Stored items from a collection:

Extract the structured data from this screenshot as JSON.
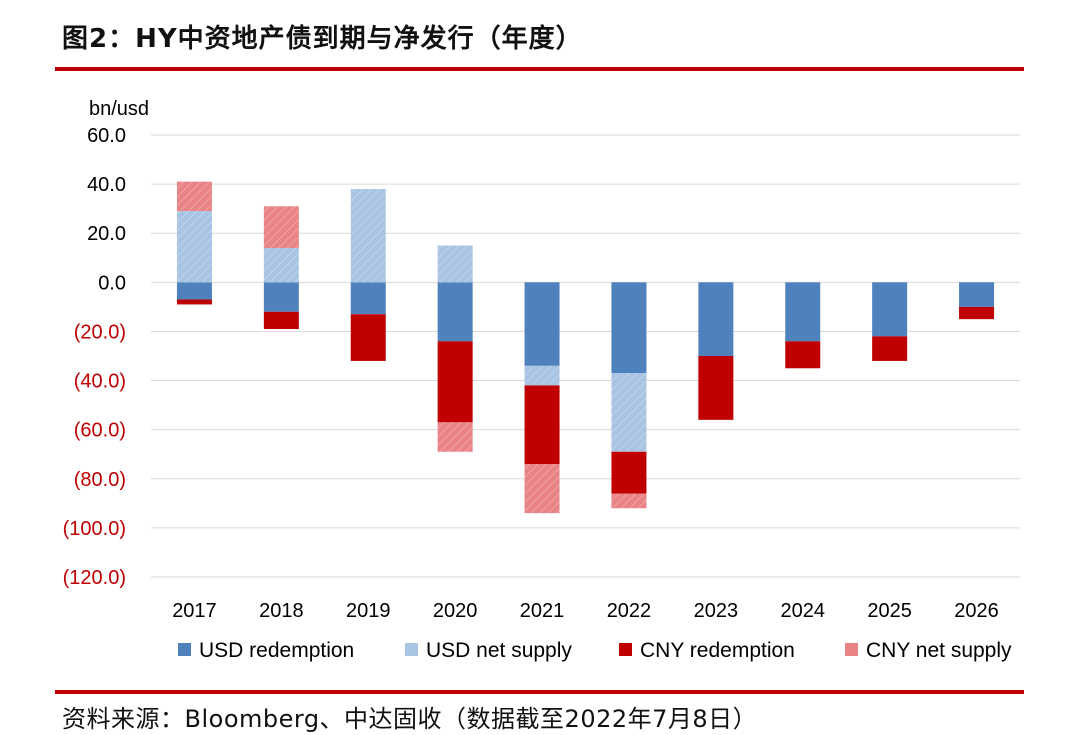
{
  "header": {
    "title": "图2：HY中资地产债到期与净发行（年度）"
  },
  "footer": {
    "source": "资料来源：Bloomberg、中达固收（数据截至2022年7月8日）"
  },
  "colors": {
    "usd_redemption": "#4f81bd",
    "usd_net_supply": "#a9c4e3",
    "cny_redemption": "#c00000",
    "cny_net_supply": "#e88486",
    "negative_tick": "#c00000",
    "positive_tick": "#000000",
    "grid": "#d9d9d9"
  },
  "chart_data": {
    "type": "bar",
    "stacked": true,
    "unit_label": "bn/usd",
    "categories": [
      "2017",
      "2018",
      "2019",
      "2020",
      "2021",
      "2022",
      "2023",
      "2024",
      "2025",
      "2026"
    ],
    "ylim": [
      -120,
      60
    ],
    "yticks": [
      60,
      40,
      20,
      0,
      -20,
      -40,
      -60,
      -80,
      -100,
      -120
    ],
    "ytick_labels": [
      "60.0",
      "40.0",
      "20.0",
      "0.0",
      "(20.0)",
      "(40.0)",
      "(60.0)",
      "(80.0)",
      "(100.0)",
      "(120.0)"
    ],
    "grid": true,
    "legend_position": "bottom",
    "series": [
      {
        "name": "USD redemption",
        "values": [
          -7,
          -12,
          -13,
          -24,
          -34,
          -37,
          -30,
          -24,
          -22,
          -10
        ]
      },
      {
        "name": "USD net supply",
        "values": [
          29,
          14,
          38,
          15,
          -8,
          -32,
          0,
          0,
          0,
          0
        ]
      },
      {
        "name": "CNY redemption",
        "values": [
          -2,
          -7,
          -19,
          -33,
          -32,
          -17,
          -26,
          -11,
          -10,
          -5
        ]
      },
      {
        "name": "CNY net supply",
        "values": [
          12,
          17,
          0,
          -12,
          -20,
          -6,
          0,
          0,
          0,
          0
        ]
      }
    ]
  }
}
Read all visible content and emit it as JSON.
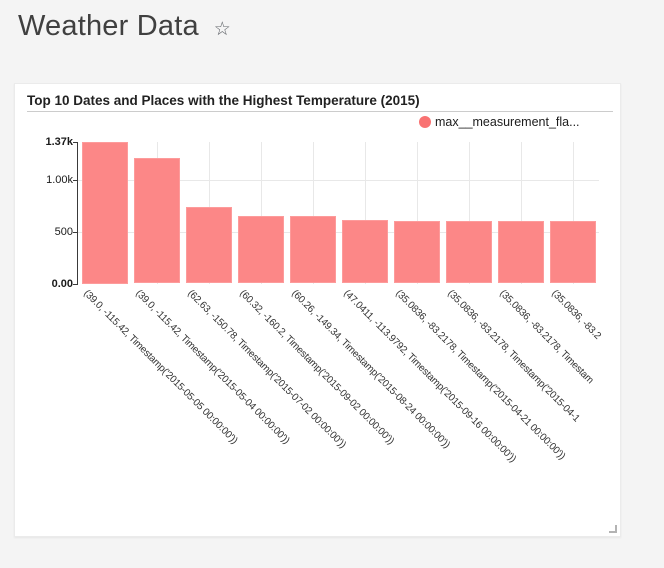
{
  "header": {
    "title": "Weather Data",
    "favorite_icon": "star-outline"
  },
  "card": {
    "title": "Top 10 Dates and Places with the Highest Temperature (2015)",
    "legend": {
      "label": "max__measurement_fla...",
      "dot_color": "#f97272"
    }
  },
  "colors": {
    "bar_fill": "#fc8787",
    "bar_border": "#fd9b9b",
    "page_background": "#f4f4f4",
    "card_background": "#ffffff",
    "gridline": "#e8e8e8",
    "axis_line": "#3a3a3a"
  },
  "chart_data": {
    "type": "bar",
    "title": "Top 10 Dates and Places with the Highest Temperature (2015)",
    "legend_entries": [
      "max__measurement_fla..."
    ],
    "legend_position": "top-right",
    "grid": true,
    "xlabel": "",
    "ylabel": "",
    "ylim": [
      0,
      1370
    ],
    "yticks": [
      {
        "value": 0,
        "label": "0.00",
        "bold": true
      },
      {
        "value": 500,
        "label": "500",
        "bold": false
      },
      {
        "value": 1000,
        "label": "1.00k",
        "bold": false
      },
      {
        "value": 1370,
        "label": "1.37k",
        "bold": true
      }
    ],
    "categories": [
      "(39.0, -115.42, Timestamp('2015-05-05 00:00:00'))",
      "(39.0, -115.42, Timestamp('2015-05-04 00:00:00'))",
      "(62.63, -150.78, Timestamp('2015-07-02 00:00:00'))",
      "(60.32, -160.2, Timestamp('2015-09-02 00:00:00'))",
      "(60.26, -149.34, Timestamp('2015-08-24 00:00:00'))",
      "(47.0411, -113.9792, Timestamp('2015-09-16 00:00:00'))",
      "(35.0836, -83.2178, Timestamp('2015-04-21 00:00:00'))",
      "(35.0836, -83.2178, Timestamp('2015-04-1",
      "(35.0836, -83.2178, Timestam",
      "(35.0836, -83.2"
    ],
    "values": [
      1370,
      1212,
      738,
      655,
      648,
      615,
      604,
      603,
      602,
      600
    ]
  }
}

§ **REQUIREMENTS**
Do not include images; quote all of the entries above exactly.

§ **SOLUTION TO THE EXERCISE**
Extract the structured data from this screenshot as JSON.
{
  "header": {
    "title": "图2：HY中资地产债到期与净发行（年度）"
  },
  "footer": {
    "source": "资料来源：Bloomberg、中达固收（数据截至2022年7月8日）"
  },
  "colors": {
    "usd_redemption": "#4f81bd",
    "usd_net_supply": "#a9c4e3",
    "cny_redemption": "#c00000",
    "cny_net_supply": "#e88486",
    "negative_tick": "#c00000",
    "positive_tick": "#000000",
    "grid": "#d9d9d9"
  },
  "chart_data": {
    "type": "bar",
    "stacked": true,
    "unit_label": "bn/usd",
    "categories": [
      "2017",
      "2018",
      "2019",
      "2020",
      "2021",
      "2022",
      "2023",
      "2024",
      "2025",
      "2026"
    ],
    "ylim": [
      -120,
      60
    ],
    "yticks": [
      60,
      40,
      20,
      0,
      -20,
      -40,
      -60,
      -80,
      -100,
      -120
    ],
    "ytick_labels": [
      "60.0",
      "40.0",
      "20.0",
      "0.0",
      "(20.0)",
      "(40.0)",
      "(60.0)",
      "(80.0)",
      "(100.0)",
      "(120.0)"
    ],
    "grid": true,
    "legend_position": "bottom",
    "series": [
      {
        "name": "USD redemption",
        "values": [
          -7,
          -12,
          -13,
          -24,
          -34,
          -37,
          -30,
          -24,
          -22,
          -10
        ]
      },
      {
        "name": "USD net supply",
        "values": [
          29,
          14,
          38,
          15,
          -8,
          -32,
          0,
          0,
          0,
          0
        ]
      },
      {
        "name": "CNY redemption",
        "values": [
          -2,
          -7,
          -19,
          -33,
          -32,
          -17,
          -26,
          -11,
          -10,
          -5
        ]
      },
      {
        "name": "CNY net supply",
        "values": [
          12,
          17,
          0,
          -12,
          -20,
          -6,
          0,
          0,
          0,
          0
        ]
      }
    ]
  }
}
Read all visible content and emit it as JSON.
{
  "header": {
    "title": "Weather Data",
    "favorite_icon": "star-outline"
  },
  "card": {
    "title": "Top 10 Dates and Places with the Highest Temperature (2015)",
    "legend": {
      "label": "max__measurement_fla...",
      "dot_color": "#f97272"
    }
  },
  "colors": {
    "bar_fill": "#fc8787",
    "bar_border": "#fd9b9b",
    "page_background": "#f4f4f4",
    "card_background": "#ffffff",
    "gridline": "#e8e8e8",
    "axis_line": "#3a3a3a"
  },
  "chart_data": {
    "type": "bar",
    "title": "Top 10 Dates and Places with the Highest Temperature (2015)",
    "legend_entries": [
      "max__measurement_fla..."
    ],
    "legend_position": "top-right",
    "grid": true,
    "xlabel": "",
    "ylabel": "",
    "ylim": [
      0,
      1370
    ],
    "yticks": [
      {
        "value": 0,
        "label": "0.00",
        "bold": true
      },
      {
        "value": 500,
        "label": "500",
        "bold": false
      },
      {
        "value": 1000,
        "label": "1.00k",
        "bold": false
      },
      {
        "value": 1370,
        "label": "1.37k",
        "bold": true
      }
    ],
    "categories": [
      "(39.0, -115.42, Timestamp('2015-05-05 00:00:00'))",
      "(39.0, -115.42, Timestamp('2015-05-04 00:00:00'))",
      "(62.63, -150.78, Timestamp('2015-07-02 00:00:00'))",
      "(60.32, -160.2, Timestamp('2015-09-02 00:00:00'))",
      "(60.26, -149.34, Timestamp('2015-08-24 00:00:00'))",
      "(47.0411, -113.9792, Timestamp('2015-09-16 00:00:00'))",
      "(35.0836, -83.2178, Timestamp('2015-04-21 00:00:00'))",
      "(35.0836, -83.2178, Timestamp('2015-04-1",
      "(35.0836, -83.2178, Timestam",
      "(35.0836, -83.2"
    ],
    "values": [
      1370,
      1212,
      738,
      655,
      648,
      615,
      604,
      603,
      602,
      600
    ]
  }
}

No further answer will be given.